_Task details_
Render the material again word for word, skipping the pictures in it.

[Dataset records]
※ ※ ※
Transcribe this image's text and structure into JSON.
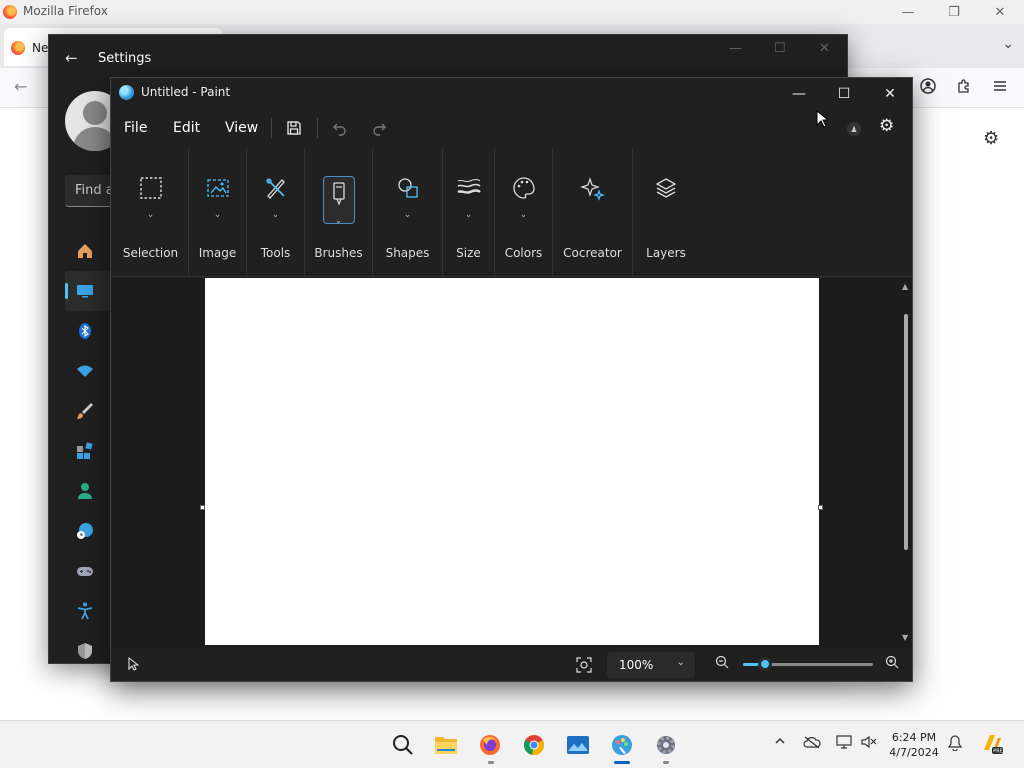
{
  "firefox": {
    "window_title": "Mozilla Firefox",
    "tab_label": "Ne",
    "controls": {
      "minimize": "—",
      "maximize": "❐",
      "close": "✕"
    }
  },
  "settings": {
    "title": "Settings",
    "search_placeholder": "Find a setting",
    "nav_icons": [
      "home-icon",
      "system-icon",
      "bluetooth-icon",
      "network-icon",
      "personalization-icon",
      "apps-icon",
      "accounts-icon",
      "time-language-icon",
      "gaming-icon",
      "accessibility-icon",
      "privacy-icon"
    ]
  },
  "paint": {
    "title": "Untitled - Paint",
    "menu": {
      "file": "File",
      "edit": "Edit",
      "view": "View"
    },
    "ribbon": [
      {
        "id": "selection",
        "label": "Selection"
      },
      {
        "id": "image",
        "label": "Image"
      },
      {
        "id": "tools",
        "label": "Tools"
      },
      {
        "id": "brushes",
        "label": "Brushes",
        "selected": true
      },
      {
        "id": "shapes",
        "label": "Shapes"
      },
      {
        "id": "size",
        "label": "Size"
      },
      {
        "id": "colors",
        "label": "Colors"
      },
      {
        "id": "cocreator",
        "label": "Cocreator"
      },
      {
        "id": "layers",
        "label": "Layers"
      }
    ],
    "status": {
      "zoom_value": "100%",
      "zoom_fraction": 0.17
    },
    "accent_color": "#4cc2ff"
  },
  "taskbar": {
    "apps": [
      "search-icon",
      "file-explorer-icon",
      "firefox-icon",
      "chrome-icon",
      "photos-icon",
      "paint-icon",
      "settings-icon"
    ],
    "time": "6:24 PM",
    "date": "4/7/2024"
  }
}
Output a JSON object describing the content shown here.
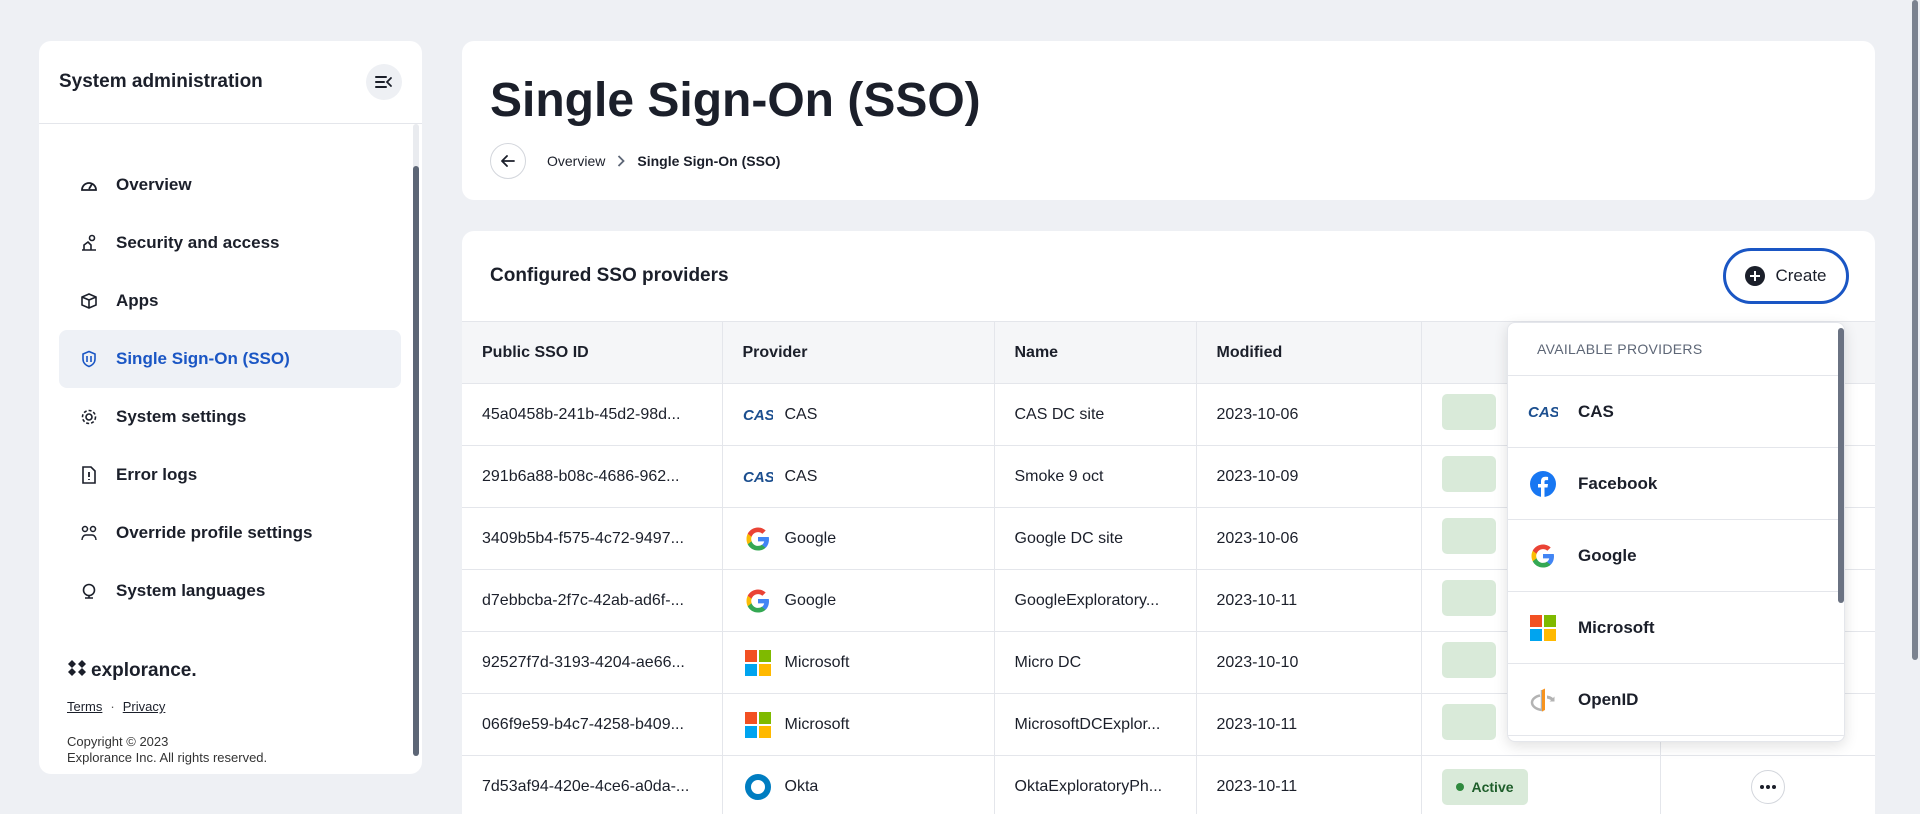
{
  "sidebar": {
    "title": "System administration",
    "items": [
      {
        "label": "Overview",
        "icon": "gauge-icon"
      },
      {
        "label": "Security and access",
        "icon": "security-icon"
      },
      {
        "label": "Apps",
        "icon": "apps-icon"
      },
      {
        "label": "Single Sign-On (SSO)",
        "icon": "shield-icon",
        "active": true
      },
      {
        "label": "System settings",
        "icon": "settings-icon"
      },
      {
        "label": "Error logs",
        "icon": "error-log-icon"
      },
      {
        "label": "Override profile settings",
        "icon": "override-icon"
      },
      {
        "label": "System languages",
        "icon": "globe-icon"
      }
    ],
    "footer": {
      "brand": "explorance.",
      "terms": "Terms",
      "separator": "·",
      "privacy": "Privacy",
      "copyright_line1": "Copyright © 2023",
      "copyright_line2": "Explorance Inc. All rights reserved."
    }
  },
  "header": {
    "title": "Single Sign-On (SSO)",
    "breadcrumb": {
      "parent": "Overview",
      "current": "Single Sign-On (SSO)"
    }
  },
  "providers_card": {
    "title": "Configured SSO providers",
    "create_label": "Create",
    "columns": [
      "Public SSO ID",
      "Provider",
      "Name",
      "Modified",
      "",
      ""
    ],
    "rows": [
      {
        "id": "45a0458b-241b-45d2-98d...",
        "provider": "CAS",
        "logo": "cas-logo",
        "name": "CAS DC site",
        "modified": "2023-10-06",
        "status": ""
      },
      {
        "id": "291b6a88-b08c-4686-962...",
        "provider": "CAS",
        "logo": "cas-logo",
        "name": "Smoke 9 oct",
        "modified": "2023-10-09",
        "status": ""
      },
      {
        "id": "3409b5b4-f575-4c72-9497...",
        "provider": "Google",
        "logo": "google-logo",
        "name": "Google DC site",
        "modified": "2023-10-06",
        "status": ""
      },
      {
        "id": "d7ebbcba-2f7c-42ab-ad6f-...",
        "provider": "Google",
        "logo": "google-logo",
        "name": "GoogleExploratory...",
        "modified": "2023-10-11",
        "status": ""
      },
      {
        "id": "92527f7d-3193-4204-ae66...",
        "provider": "Microsoft",
        "logo": "microsoft-logo",
        "name": "Micro DC",
        "modified": "2023-10-10",
        "status": ""
      },
      {
        "id": "066f9e59-b4c7-4258-b409...",
        "provider": "Microsoft",
        "logo": "microsoft-logo",
        "name": "MicrosoftDCExplor...",
        "modified": "2023-10-11",
        "status": ""
      },
      {
        "id": "7d53af94-420e-4ce6-a0da-...",
        "provider": "Okta",
        "logo": "okta-logo",
        "name": "OktaExploratoryPh...",
        "modified": "2023-10-11",
        "status": "Active"
      }
    ]
  },
  "dropdown": {
    "heading": "AVAILABLE PROVIDERS",
    "items": [
      {
        "label": "CAS",
        "logo": "cas-logo"
      },
      {
        "label": "Facebook",
        "logo": "facebook-logo"
      },
      {
        "label": "Google",
        "logo": "google-logo"
      },
      {
        "label": "Microsoft",
        "logo": "microsoft-logo"
      },
      {
        "label": "OpenID",
        "logo": "openid-logo"
      }
    ]
  },
  "colors": {
    "accent": "#1a56c4",
    "active_badge_bg": "#d9ead9",
    "active_badge_dot": "#2f8a3e"
  }
}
※ ※ ※
_Response to this task_
Transcribe this image's text and structure into JSON.
{
  "firefox": {
    "window_title": "Mozilla Firefox",
    "tab_label": "Ne",
    "controls": {
      "minimize": "—",
      "maximize": "❐",
      "close": "✕"
    }
  },
  "settings": {
    "title": "Settings",
    "search_placeholder": "Find a setting",
    "nav_icons": [
      "home-icon",
      "system-icon",
      "bluetooth-icon",
      "network-icon",
      "personalization-icon",
      "apps-icon",
      "accounts-icon",
      "time-language-icon",
      "gaming-icon",
      "accessibility-icon",
      "privacy-icon"
    ]
  },
  "paint": {
    "title": "Untitled - Paint",
    "menu": {
      "file": "File",
      "edit": "Edit",
      "view": "View"
    },
    "ribbon": [
      {
        "id": "selection",
        "label": "Selection"
      },
      {
        "id": "image",
        "label": "Image"
      },
      {
        "id": "tools",
        "label": "Tools"
      },
      {
        "id": "brushes",
        "label": "Brushes",
        "selected": true
      },
      {
        "id": "shapes",
        "label": "Shapes"
      },
      {
        "id": "size",
        "label": "Size"
      },
      {
        "id": "colors",
        "label": "Colors"
      },
      {
        "id": "cocreator",
        "label": "Cocreator"
      },
      {
        "id": "layers",
        "label": "Layers"
      }
    ],
    "status": {
      "zoom_value": "100%",
      "zoom_fraction": 0.17
    },
    "accent_color": "#4cc2ff"
  },
  "taskbar": {
    "apps": [
      "search-icon",
      "file-explorer-icon",
      "firefox-icon",
      "chrome-icon",
      "photos-icon",
      "paint-icon",
      "settings-icon"
    ],
    "time": "6:24 PM",
    "date": "4/7/2024"
  }
}
Output a JSON object describing the content shown here.
{
  "sidebar": {
    "title": "System administration",
    "items": [
      {
        "label": "Overview",
        "icon": "gauge-icon"
      },
      {
        "label": "Security and access",
        "icon": "security-icon"
      },
      {
        "label": "Apps",
        "icon": "apps-icon"
      },
      {
        "label": "Single Sign-On (SSO)",
        "icon": "shield-icon",
        "active": true
      },
      {
        "label": "System settings",
        "icon": "settings-icon"
      },
      {
        "label": "Error logs",
        "icon": "error-log-icon"
      },
      {
        "label": "Override profile settings",
        "icon": "override-icon"
      },
      {
        "label": "System languages",
        "icon": "globe-icon"
      }
    ],
    "footer": {
      "brand": "explorance.",
      "terms": "Terms",
      "separator": "·",
      "privacy": "Privacy",
      "copyright_line1": "Copyright © 2023",
      "copyright_line2": "Explorance Inc. All rights reserved."
    }
  },
  "header": {
    "title": "Single Sign-On (SSO)",
    "breadcrumb": {
      "parent": "Overview",
      "current": "Single Sign-On (SSO)"
    }
  },
  "providers_card": {
    "title": "Configured SSO providers",
    "create_label": "Create",
    "columns": [
      "Public SSO ID",
      "Provider",
      "Name",
      "Modified",
      "",
      ""
    ],
    "rows": [
      {
        "id": "45a0458b-241b-45d2-98d...",
        "provider": "CAS",
        "logo": "cas-logo",
        "name": "CAS DC site",
        "modified": "2023-10-06",
        "status": ""
      },
      {
        "id": "291b6a88-b08c-4686-962...",
        "provider": "CAS",
        "logo": "cas-logo",
        "name": "Smoke 9 oct",
        "modified": "2023-10-09",
        "status": ""
      },
      {
        "id": "3409b5b4-f575-4c72-9497...",
        "provider": "Google",
        "logo": "google-logo",
        "name": "Google DC site",
        "modified": "2023-10-06",
        "status": ""
      },
      {
        "id": "d7ebbcba-2f7c-42ab-ad6f-...",
        "provider": "Google",
        "logo": "google-logo",
        "name": "GoogleExploratory...",
        "modified": "2023-10-11",
        "status": ""
      },
      {
        "id": "92527f7d-3193-4204-ae66...",
        "provider": "Microsoft",
        "logo": "microsoft-logo",
        "name": "Micro DC",
        "modified": "2023-10-10",
        "status": ""
      },
      {
        "id": "066f9e59-b4c7-4258-b409...",
        "provider": "Microsoft",
        "logo": "microsoft-logo",
        "name": "MicrosoftDCExplor...",
        "modified": "2023-10-11",
        "status": ""
      },
      {
        "id": "7d53af94-420e-4ce6-a0da-...",
        "provider": "Okta",
        "logo": "okta-logo",
        "name": "OktaExploratoryPh...",
        "modified": "2023-10-11",
        "status": "Active"
      }
    ]
  },
  "dropdown": {
    "heading": "AVAILABLE PROVIDERS",
    "items": [
      {
        "label": "CAS",
        "logo": "cas-logo"
      },
      {
        "label": "Facebook",
        "logo": "facebook-logo"
      },
      {
        "label": "Google",
        "logo": "google-logo"
      },
      {
        "label": "Microsoft",
        "logo": "microsoft-logo"
      },
      {
        "label": "OpenID",
        "logo": "openid-logo"
      }
    ]
  },
  "colors": {
    "accent": "#1a56c4",
    "active_badge_bg": "#d9ead9",
    "active_badge_dot": "#2f8a3e"
  }
}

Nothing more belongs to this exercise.